• _Exercise instructions_
Pull out every line below that contains the word "Шильда".

• _Supplied material_
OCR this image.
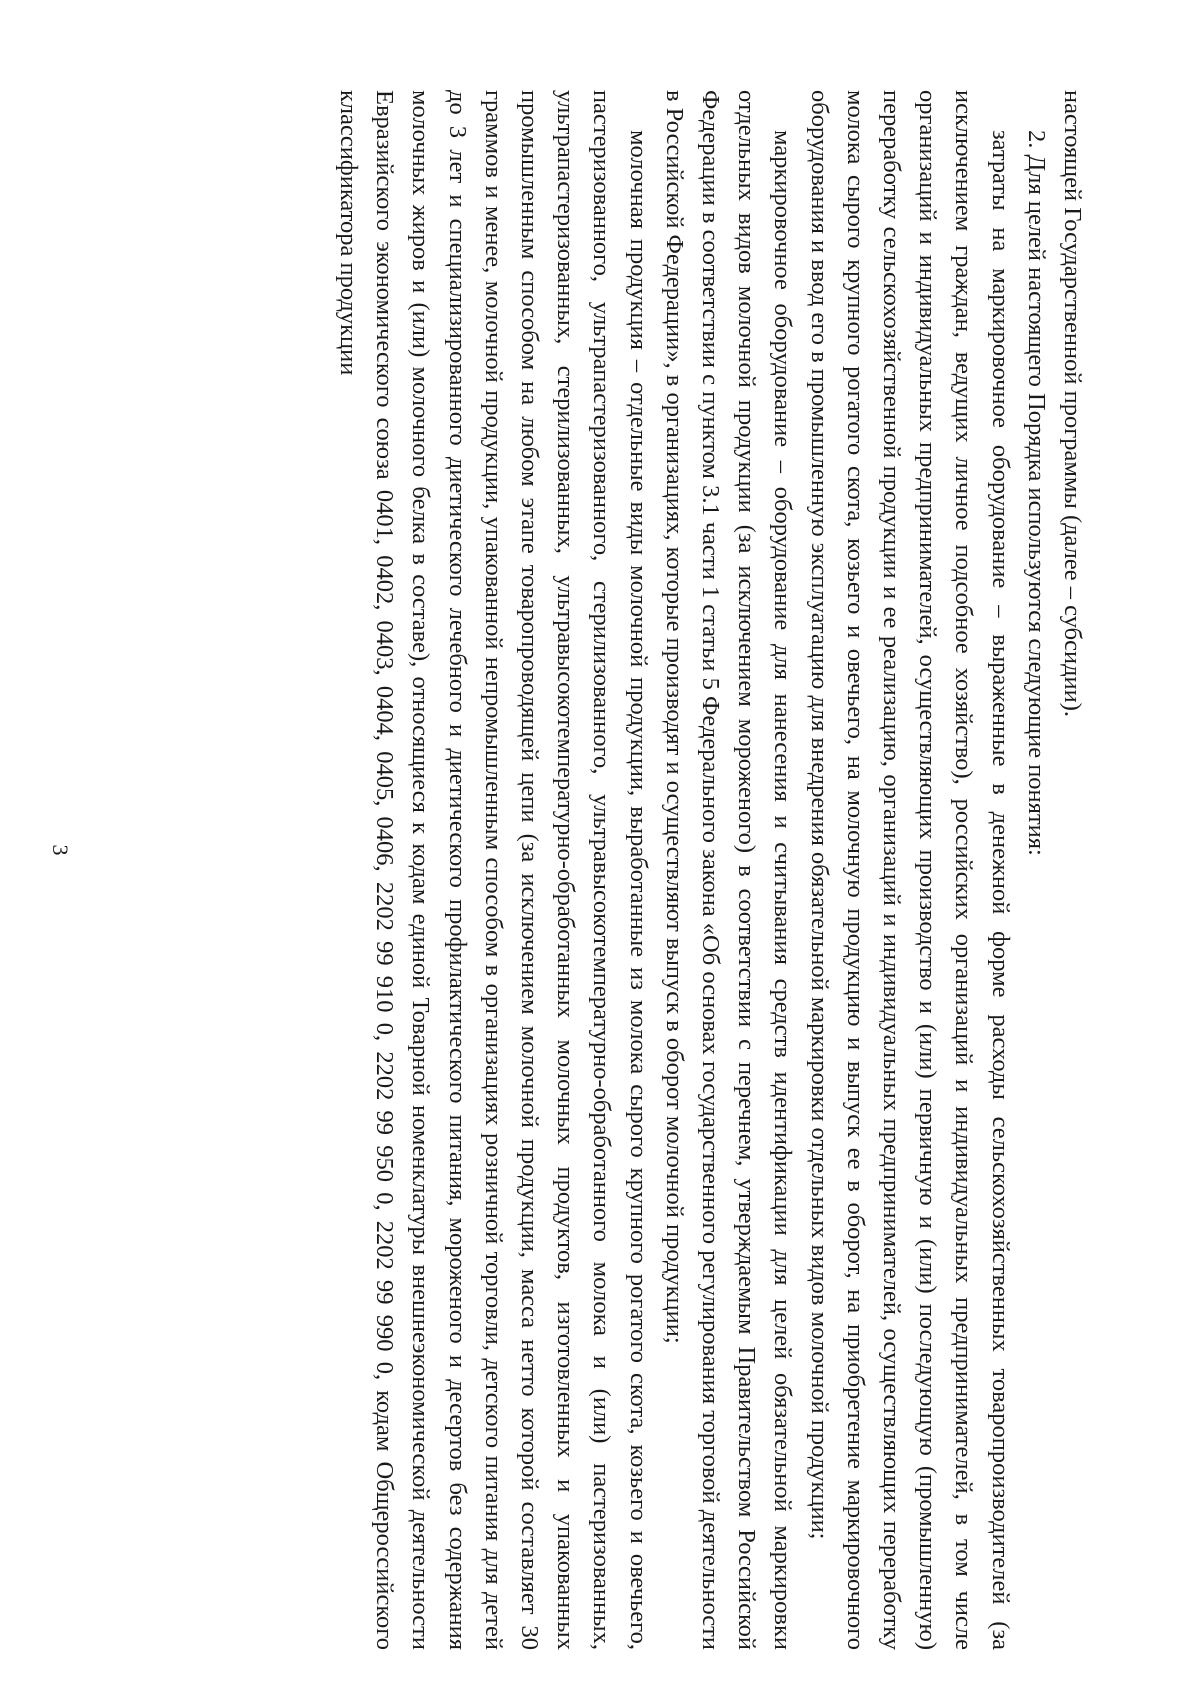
настоящей Государственной программы (далее – субсидии).

2. Для целей настоящего Порядка используются следующие понятия:

затраты на маркировочное оборудование – выраженные в денежной форме расходы сельскохозяйственных товаропроизводителей (за исключением граждан, ведущих личное подсобное хозяйство), российских организаций и индивидуальных предпринимателей, в том числе организаций и индивидуальных предпринимателей, осуществляющих производство и (или) первичную и (или) последующую (промышленную) переработку сельскохозяйственной продукции и ее реализацию, организаций и индивидуальных предпринимателей, осуществляющих переработку молока сырого крупного рогатого скота, козьего и овечьего, на молочную продукцию и выпуск ее в оборот, на приобретение маркировочного оборудования и ввод его в промышленную эксплуатацию для внедрения обязательной маркировки отдельных видов молочной продукции;

маркировочное оборудование – оборудование для нанесения и считывания средств идентификации для целей обязательной маркировки отдельных видов молочной продукции (за исключением мороженого) в соответствии с перечнем, утверждаемым Правительством Российской Федерации в соответствии с пунктом 3.1 части 1 статьи 5 Федерального закона «Об основах государственного регулирования торговой деятельности в Российской Федерации», в организациях, которые производят и осуществляют выпуск в оборот молочной продукции;

молочная продукция – отдельные виды молочной продукции, выработанные из молока сырого крупного рогатого скота, козьего и овечьего, пастеризованного, ультрапастеризованного, стерилизованного, ультравысокотемпературно-обработанного молока и (или) пастеризованных, ультрапастеризованных, стерилизованных, ультравысокотемпературно-обработанных молочных продуктов, изготовленных и упакованных промышленным способом на любом этапе товаропроводящей цепи (за исключением молочной продукции, масса нетто которой составляет 30 граммов и менее, молочной продукции, упакованной непромышленным способом в организациях розничной торговли, детского питания для детей до 3 лет и специализированного диетического лечебного и диетического профилактического питания, мороженого и десертов без содержания молочных жиров и (или) молочного белка в составе), относящиеся к кодам единой Товарной номенклатуры внешнеэкономической деятельности Евразийского экономического союза 0401, 0402, 0403, 0404, 0405, 0406, 2202 99 910 0, 2202 99 950 0, 2202 99 990 0, кодам Общероссийского классификатора продукции

3
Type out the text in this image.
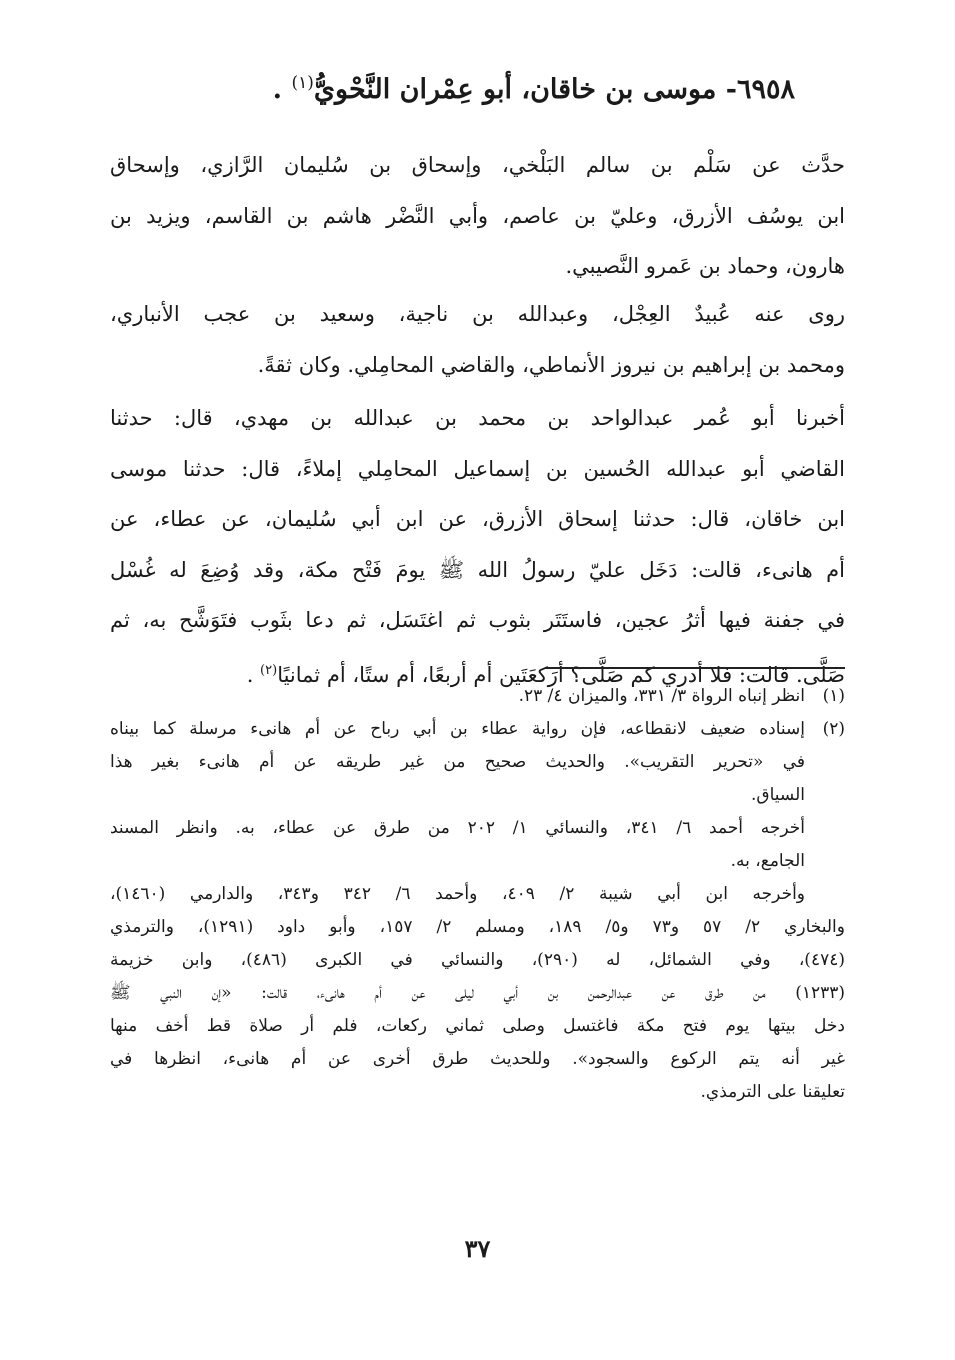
٦٩٥٨- موسى بن خاقان، أبو عِمْران النَّحْويُّ$^{(١)}$ .
حدَّث عن سَلْم بن سالم البَلْخي، وإسحاق بن سُليمان الرَّازي، وإسحاق
ابن يوسُف الأزرق، وعليّ بن عاصم، وأبي النَّضْر هاشم بن القاسم، ويزيد بن
هارون، وحماد بن عَمرو النَّصيبي.
روى عنه عُبيدٌ العِجْل، وعبدالله بن ناجية، وسعيد بن عجب الأنباري،
ومحمد بن إبراهيم بن نيروز الأنماطي، والقاضي المحامِلي. وكان ثقةً.
أخبرنا أبو عُمر عبدالواحد بن محمد بن عبدالله بن مهدي، قال: حدثنا
القاضي أبو عبدالله الحُسين بن إسماعيل المحامِلي إملاءً، قال: حدثنا موسى
ابن خاقان، قال: حدثنا إسحاق الأزرق، عن ابن أبي سُليمان، عن عطاء، عن
أم هانىء، قالت: دَخَل عليّ رسولُ الله ﷺ يومَ فَتْح مكة، وقد وُضِعَ له غُسْل
في جفنة فيها أثرُ عجين، فاستَتَر بثوب ثم اغتَسَل، ثم دعا بثَوب فتَوَشَّح به، ثم
صَلَّى. قالت: فلا أدري كم صَلَّى؟ أرَكعَتَين أم أربعًا، أم ستًا، أم ثمانيًا$^{(٢)}$ .
(١)
انظر إنباه الرواة ٣/ ٣٣١، والميزان ٤/ ٢٣.
(٢)
إسناده ضعيف لانقطاعه، فإن رواية عطاء بن أبي رباح عن أم هانىء مرسلة كما بيناه
في «تحرير التقريب». والحديث صحيح من غير طريقه عن أم هانىء بغير هذا
السياق.
أخرجه أحمد ٦/ ٣٤١، والنسائي ١/ ٢٠٢ من طرق عن عطاء، به. وانظر المسند
الجامع، به.
وأخرجه ابن أبي شيبة ٢/ ٤٠٩، وأحمد ٦/ ٣٤٢ و٣٤٣، والدارمي (١٤٦٠)،
والبخاري ٢/ ٥٧ و٧٣ و٥/ ١٨٩، ومسلم ٢/ ١٥٧، وأبو داود (١٢٩١)، والترمذي
(٤٧٤)، وفي الشمائل، له (٢٩٠)، والنسائي في الكبرى (٤٨٦)، وابن خزيمة
(١٢٣٣) من طرق عن عبدالرحمن بن أبي ليلى عن أم هانىء، قالت: «إن النبي ﷺ
دخل بيتها يوم فتح مكة فاغتسل وصلى ثماني ركعات، فلم أر صلاة قط أخف منها
غير أنه يتم الركوع والسجود». وللحديث طرق أخرى عن أم هانىء، انظرها في
تعليقنا على الترمذي.
٣٧
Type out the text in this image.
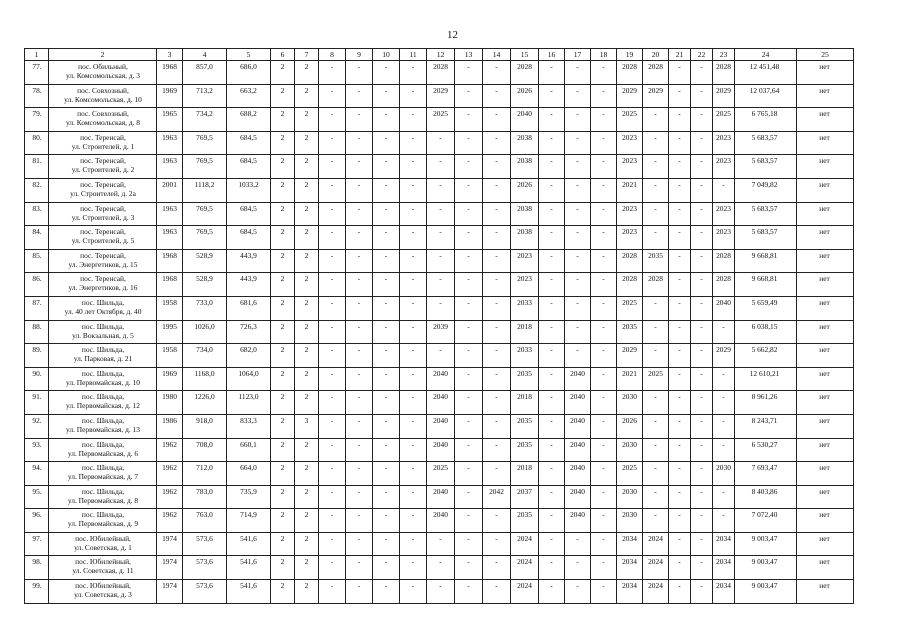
12
1	2	3	4	5	6	7	8	9	10	11	12	13	14	15	16	17	18	19	20	21	22	23	24	25
77.	пос. Обильный,
ул. Комсомольская, д. 3	1968	857,0	686,0	2	2	-	-	-	-	2028	-	-	2028	-	-	-	2028	2028	-	-	2028	12 451,48	нет
78.	пос. Совхозный,
ул. Комсомольская, д. 10	1969	713,2	663,2	2	2	-	-	-	-	2029	-	-	2026	-	-	-	2029	2029	-	-	2029	12 037,64	нет
79.	пос. Совхозный,
ул. Комсомольская, д. 8	1965	734,2	688,2	2	2	-	-	-	-	2025	-	-	2040	-	-	-	2025	-	-	-	2025	6 765,18	нет
80.	пос. Теренсай,
ул. Строителей, д. 1	1963	769,5	684,5	2	2	-	-	-	-	-	-	-	2038	-	-	-	2023	-	-	-	2023	5 683,57	нет
81.	пос. Теренсай,
ул. Строителей, д. 2	1963	769,5	684,5	2	2	-	-	-	-	-	-	-	2038	-	-	-	2023	-	-	-	2023	5 683,57	нет
82.	пос. Теренсай,
ул. Строителей, д. 2а	2001	1118,2	1033,2	2	2	-	-	-	-	-	-	-	2026	-	-	-	2021	-	-	-	-	7 049,82	нет
83.	пос. Теренсай,
ул. Строителей, д. 3	1963	769,5	684,5	2	2	-	-	-	-	-	-	-	2038	-	-	-	2023	-	-	-	2023	5 683,57	нет
84.	пос. Теренсай,
ул. Строителей, д. 5	1963	769,5	684,5	2	2	-	-	-	-	-	-	-	2038	-	-	-	2023	-	-	-	2023	5 683,57	нет
85.	пос. Теренсай,
ул. Энергетиков, д. 15	1968	528,9	443,9	2	2	-	-	-	-	-	-	-	2023	-	-	-	2028	2035	-	-	2028	9 668,81	нет
86.	пос. Теренсай,
ул. Энергетиков, д. 16	1968	528,9	443,9	2	2	-	-	-	-	-	-	-	2023	-	-	-	2028	2028	-	-	2028	9 668,81	нет
87.	пос. Шильда,
ул. 40 лет Октября, д. 40	1958	733,0	681,6	2	2	-	-	-	-	-	-	-	2033	-	-	-	2025	-	-	-	2040	5 659,49	нет
88.	пос. Шильда,
ул. Вокзальная, д. 5	1995	1026,0	726,3	2	2	-	-	-	-	2039	-	-	2018	-	-	-	2035	-	-	-	-	6 038,15	нет
89.	пос. Шильда,
ул. Парковая, д. 21	1958	734,0	682,0	2	2	-	-	-	-	-	-	-	2033	-	-	-	2029	-	-	-	2029	5 662,82	нет
90.	пос. Шильда,
ул. Первомайская, д. 10	1969	1168,0	1064,0	2	2	-	-	-	-	2040	-	-	2035	-	2040	-	2021	2025	-	-	-	12 610,21	нет
91.	пос. Шильда,
ул. Первомайская, д. 12	1980	1226,0	1123,0	2	2	-	-	-	-	2040	-	-	2018	-	2040	-	2030	-	-	-	-	8 961,26	нет
92.	пос. Шильда,
ул. Первомайская, д. 13	1986	918,0	833,3	2	3	-	-	-	-	2040	-	-	2035	-	2040	-	2026	-	-	-	-	8 243,71	нет
93.	пос. Шильда,
ул. Первомайская, д. 6	1962	708,0	660,1	2	2	-	-	-	-	2040	-	-	2035	-	2040	-	2030	-	-	-	-	6 530,27	нет
94.	пос. Шильда,
ул. Первомайская, д. 7	1962	712,0	664,0	2	2	-	-	-	-	2025	-	-	2018	-	2040	-	2025	-	-	-	2030	7 693,47	нет
95.	пос. Шильда,
ул. Первомайская, д. 8	1962	783,0	735,9	2	2	-	-	-	-	2040	-	2042	2037	-	2040	-	2030	-	-	-	-	8 403,86	нет
96.	пос. Шильда,
ул. Первомайская, д. 9	1962	763,0	714,9	2	2	-	-	-	-	2040	-	-	2035	-	2040	-	2030	-	-	-	-	7 072,40	нет
97.	пос. Юбилейный,
ул. Советская, д. 1	1974	573,6	541,6	2	2	-	-	-	-	-	-	-	2024	-	-	-	2034	2024	-	-	2034	9 003,47	нет
98.	пос. Юбилейный,
ул. Советская, д. 11	1974	573,6	541,6	2	2	-	-	-	-	-	-	-	2024	-	-	-	2034	2024	-	-	2034	9 003,47	нет
99.	пос. Юбилейный,
ул. Советская, д. 3	1974	573,6	541,6	2	2	-	-	-	-	-	-	-	2024	-	-	-	2034	2024	-	-	2034	9 003,47	нет
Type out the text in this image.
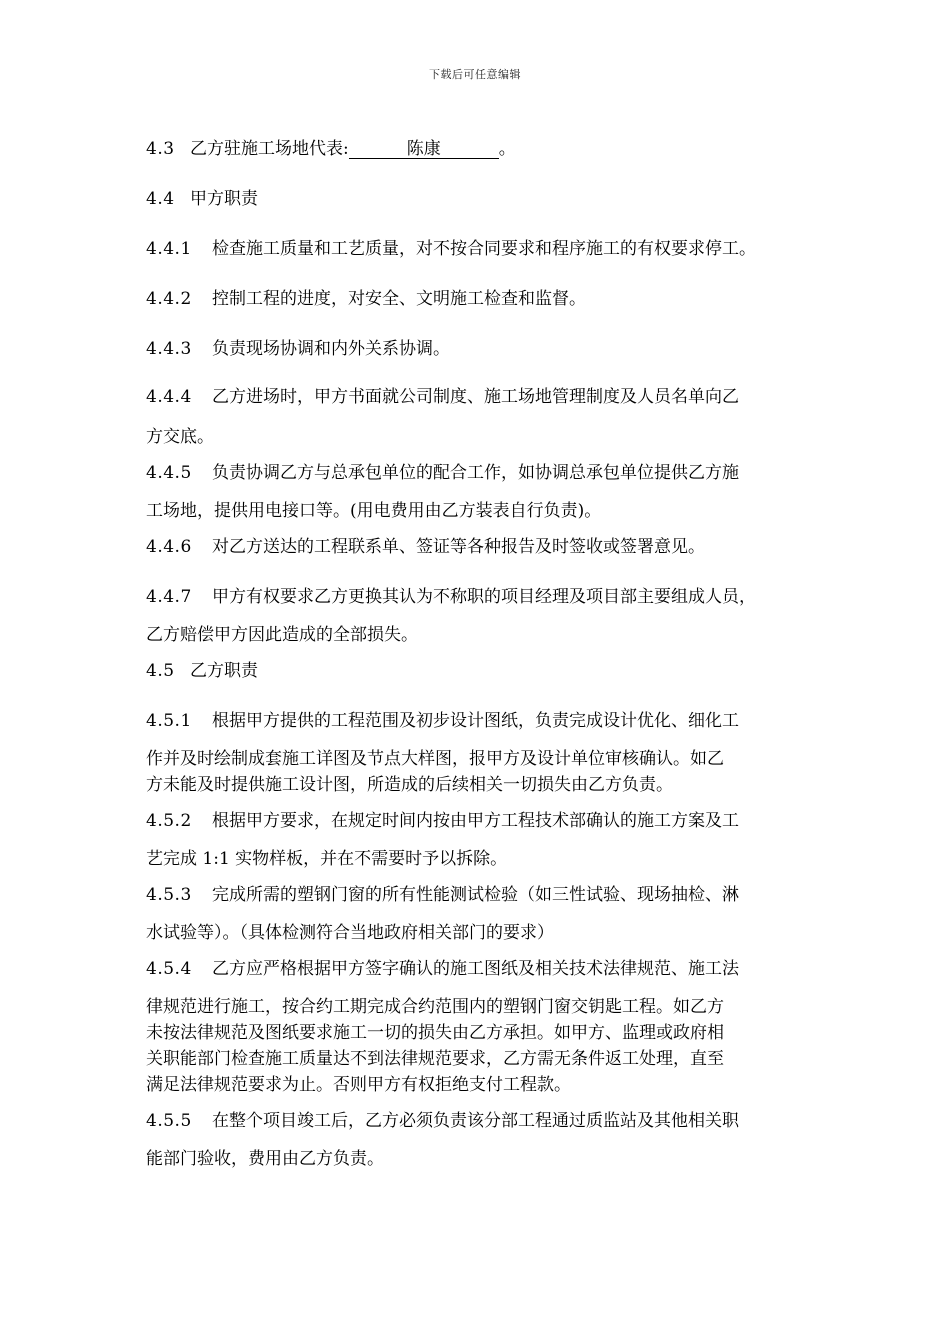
下载后可任意编辑
4.3 乙方驻施工场地代表:	陈康	。
4.4 甲方职责
4.4.1 检查施工质量和工艺质量，对不按合同要求和程序施工的有权要求停工。
4.4.2 控制工程的进度，对安全、文明施工检查和监督。
4.4.3 负责现场协调和内外关系协调。
4.4.4 乙方进场时，甲方书面就公司制度、施工场地管理制度及人员名单向乙
方交底。
4.4.5 负责协调乙方与总承包单位的配合工作，如协调总承包单位提供乙方施
工场地，提供用电接口等。(用电费用由乙方装表自行负责)。
4.4.6 对乙方送达的工程联系单、签证等各种报告及时签收或签署意见。
4.4.7 甲方有权要求乙方更换其认为不称职的项目经理及项目部主要组成人员，
乙方赔偿甲方因此造成的全部损失。
4.5 乙方职责
4.5.1 根据甲方提供的工程范围及初步设计图纸，负责完成设计优化、细化工
作并及时绘制成套施工详图及节点大样图，报甲方及设计单位审核确认。如乙
方未能及时提供施工设计图，所造成的后续相关一切损失由乙方负责。
4.5.2 根据甲方要求，在规定时间内按由甲方工程技术部确认的施工方案及工
艺完成 1:1 实物样板，并在不需要时予以拆除。
4.5.3 完成所需的塑钢门窗的所有性能测试检验（如三性试验、现场抽检、淋
水试验等）。（具体检测符合当地政府相关部门的要求）
4.5.4 乙方应严格根据甲方签字确认的施工图纸及相关技术法律规范、施工法
律规范进行施工，按合约工期完成合约范围内的塑钢门窗交钥匙工程。如乙方
未按法律规范及图纸要求施工一切的损失由乙方承担。如甲方、监理或政府相
关职能部门检查施工质量达不到法律规范要求，乙方需无条件返工处理，直至
满足法律规范要求为止。否则甲方有权拒绝支付工程款。
4.5.5 在整个项目竣工后，乙方必须负责该分部工程通过质监站及其他相关职
能部门验收，费用由乙方负责。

• _Task result_
87.	пос. Шильда,
88.	пос. Шильда,
89.	пос. Шильда,
90.	пос. Шильда,
91.	пос. Шильда,
92.	пос. Шильда,
93.	пос. Шильда,
94.	пос. Шильда,
95.	пос. Шильда,
96.	пос. Шильда,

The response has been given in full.